--- begin Given records ---

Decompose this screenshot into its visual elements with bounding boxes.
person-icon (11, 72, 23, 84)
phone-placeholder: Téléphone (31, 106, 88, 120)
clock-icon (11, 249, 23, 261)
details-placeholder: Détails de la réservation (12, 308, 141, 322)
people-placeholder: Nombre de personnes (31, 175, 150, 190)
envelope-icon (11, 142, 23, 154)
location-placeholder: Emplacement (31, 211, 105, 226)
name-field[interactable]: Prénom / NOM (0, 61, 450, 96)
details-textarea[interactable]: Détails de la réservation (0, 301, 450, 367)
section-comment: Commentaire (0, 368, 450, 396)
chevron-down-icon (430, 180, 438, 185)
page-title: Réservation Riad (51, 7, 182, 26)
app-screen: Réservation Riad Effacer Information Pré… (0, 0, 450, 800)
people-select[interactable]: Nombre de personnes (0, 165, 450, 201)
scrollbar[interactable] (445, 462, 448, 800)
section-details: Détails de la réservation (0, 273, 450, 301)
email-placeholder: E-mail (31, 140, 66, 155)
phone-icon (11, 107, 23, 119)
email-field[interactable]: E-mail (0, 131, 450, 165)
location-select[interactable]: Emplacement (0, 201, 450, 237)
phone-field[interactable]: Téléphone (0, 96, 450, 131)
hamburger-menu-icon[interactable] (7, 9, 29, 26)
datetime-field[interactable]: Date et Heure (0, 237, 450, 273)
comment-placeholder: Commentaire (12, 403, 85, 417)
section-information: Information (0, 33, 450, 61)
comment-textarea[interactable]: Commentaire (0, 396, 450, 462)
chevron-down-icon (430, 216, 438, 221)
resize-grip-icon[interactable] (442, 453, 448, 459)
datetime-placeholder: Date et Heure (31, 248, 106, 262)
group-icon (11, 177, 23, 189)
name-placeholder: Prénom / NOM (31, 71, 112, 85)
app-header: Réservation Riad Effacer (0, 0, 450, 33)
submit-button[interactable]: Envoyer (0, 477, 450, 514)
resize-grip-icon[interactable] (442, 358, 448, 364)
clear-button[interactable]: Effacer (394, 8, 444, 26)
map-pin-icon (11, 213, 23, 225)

--- end Given records ---
--- begin Given records ---

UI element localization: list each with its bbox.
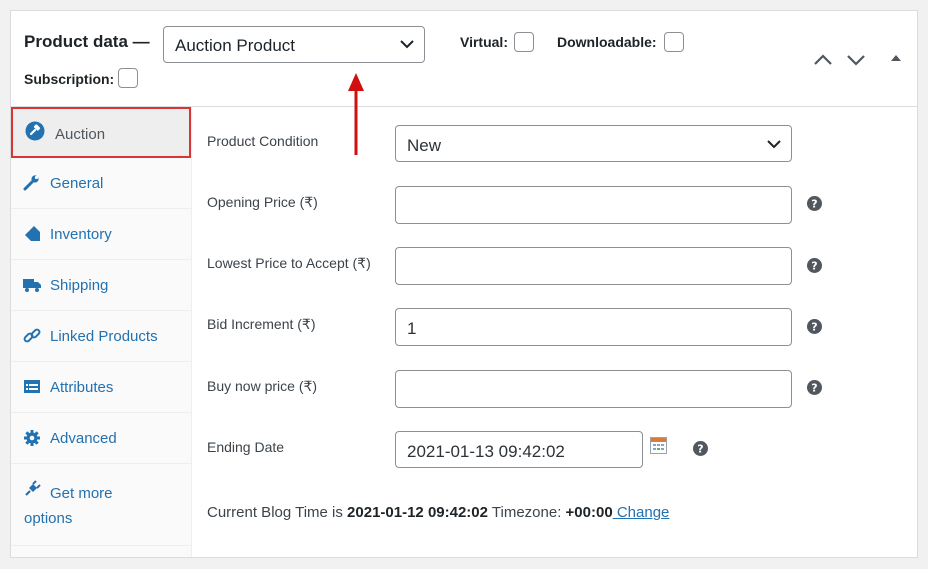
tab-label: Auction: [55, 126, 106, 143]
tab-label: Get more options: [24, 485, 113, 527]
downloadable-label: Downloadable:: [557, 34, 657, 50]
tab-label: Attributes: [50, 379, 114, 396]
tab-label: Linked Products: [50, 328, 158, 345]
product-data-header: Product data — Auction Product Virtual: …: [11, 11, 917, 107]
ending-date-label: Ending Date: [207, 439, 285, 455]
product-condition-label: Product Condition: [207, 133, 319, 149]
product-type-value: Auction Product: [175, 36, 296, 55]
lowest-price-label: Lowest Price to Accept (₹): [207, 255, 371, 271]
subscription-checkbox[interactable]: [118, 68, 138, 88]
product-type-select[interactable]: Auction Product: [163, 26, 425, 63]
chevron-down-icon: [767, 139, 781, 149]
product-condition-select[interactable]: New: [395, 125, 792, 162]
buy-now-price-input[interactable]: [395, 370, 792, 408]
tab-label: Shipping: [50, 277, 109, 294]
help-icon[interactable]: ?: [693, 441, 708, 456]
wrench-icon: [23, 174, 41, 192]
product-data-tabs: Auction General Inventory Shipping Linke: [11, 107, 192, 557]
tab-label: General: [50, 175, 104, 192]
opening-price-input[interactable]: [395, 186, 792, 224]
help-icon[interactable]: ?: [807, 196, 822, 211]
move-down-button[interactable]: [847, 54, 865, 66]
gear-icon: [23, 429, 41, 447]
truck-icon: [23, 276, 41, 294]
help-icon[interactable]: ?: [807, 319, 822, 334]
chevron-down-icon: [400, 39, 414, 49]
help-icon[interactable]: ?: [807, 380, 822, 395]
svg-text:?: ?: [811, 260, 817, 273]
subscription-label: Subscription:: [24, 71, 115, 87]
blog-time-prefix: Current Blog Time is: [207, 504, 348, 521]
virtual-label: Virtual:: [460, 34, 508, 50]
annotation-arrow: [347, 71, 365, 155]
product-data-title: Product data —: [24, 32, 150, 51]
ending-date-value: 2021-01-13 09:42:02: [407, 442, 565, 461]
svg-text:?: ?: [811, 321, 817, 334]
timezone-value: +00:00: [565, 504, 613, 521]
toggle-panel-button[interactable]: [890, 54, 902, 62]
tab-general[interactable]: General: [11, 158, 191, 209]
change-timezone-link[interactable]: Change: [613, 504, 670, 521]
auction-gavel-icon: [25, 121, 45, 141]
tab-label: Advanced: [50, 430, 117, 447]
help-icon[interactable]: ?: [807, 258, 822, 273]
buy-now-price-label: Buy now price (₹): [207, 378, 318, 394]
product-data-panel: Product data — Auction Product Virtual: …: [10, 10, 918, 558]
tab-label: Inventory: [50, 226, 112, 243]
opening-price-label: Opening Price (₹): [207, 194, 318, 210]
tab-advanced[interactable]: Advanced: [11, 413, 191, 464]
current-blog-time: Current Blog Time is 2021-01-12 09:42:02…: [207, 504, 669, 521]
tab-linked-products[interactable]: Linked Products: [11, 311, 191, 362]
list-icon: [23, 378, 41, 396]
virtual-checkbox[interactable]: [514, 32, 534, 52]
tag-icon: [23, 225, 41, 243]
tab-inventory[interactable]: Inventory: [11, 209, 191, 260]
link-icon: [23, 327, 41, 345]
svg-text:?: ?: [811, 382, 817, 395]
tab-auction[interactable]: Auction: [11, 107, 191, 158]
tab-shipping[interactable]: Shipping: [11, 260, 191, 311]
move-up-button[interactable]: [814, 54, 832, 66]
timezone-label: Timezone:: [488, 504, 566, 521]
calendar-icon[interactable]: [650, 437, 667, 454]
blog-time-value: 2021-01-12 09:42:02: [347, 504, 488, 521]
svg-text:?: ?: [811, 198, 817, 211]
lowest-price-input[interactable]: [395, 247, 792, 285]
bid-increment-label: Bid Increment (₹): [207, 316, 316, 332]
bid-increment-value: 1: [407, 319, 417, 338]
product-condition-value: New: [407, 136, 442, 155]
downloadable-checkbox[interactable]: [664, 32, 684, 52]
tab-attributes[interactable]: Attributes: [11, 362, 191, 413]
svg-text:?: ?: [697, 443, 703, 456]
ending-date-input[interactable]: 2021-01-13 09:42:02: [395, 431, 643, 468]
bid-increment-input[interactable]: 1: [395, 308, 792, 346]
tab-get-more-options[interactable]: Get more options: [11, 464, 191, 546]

--- end Given records ---

Reproduce the listing verbatim, starting at the line that contains "Decompose this screenshot" and ending at the line that contains "location-select[interactable]: Emplacement (0, 201, 450, 237)", both of those lines included.

» Solution below:
Decompose this screenshot into its visual elements with bounding boxes.
person-icon (11, 72, 23, 84)
phone-placeholder: Téléphone (31, 106, 88, 120)
clock-icon (11, 249, 23, 261)
details-placeholder: Détails de la réservation (12, 308, 141, 322)
people-placeholder: Nombre de personnes (31, 175, 150, 190)
envelope-icon (11, 142, 23, 154)
location-placeholder: Emplacement (31, 211, 105, 226)
name-field[interactable]: Prénom / NOM (0, 61, 450, 96)
details-textarea[interactable]: Détails de la réservation (0, 301, 450, 367)
section-comment: Commentaire (0, 368, 450, 396)
chevron-down-icon (430, 180, 438, 185)
page-title: Réservation Riad (51, 7, 182, 26)
app-screen: Réservation Riad Effacer Information Pré… (0, 0, 450, 800)
people-select[interactable]: Nombre de personnes (0, 165, 450, 201)
scrollbar[interactable] (445, 462, 448, 800)
section-details: Détails de la réservation (0, 273, 450, 301)
email-placeholder: E-mail (31, 140, 66, 155)
phone-icon (11, 107, 23, 119)
email-field[interactable]: E-mail (0, 131, 450, 165)
location-select[interactable]: Emplacement (0, 201, 450, 237)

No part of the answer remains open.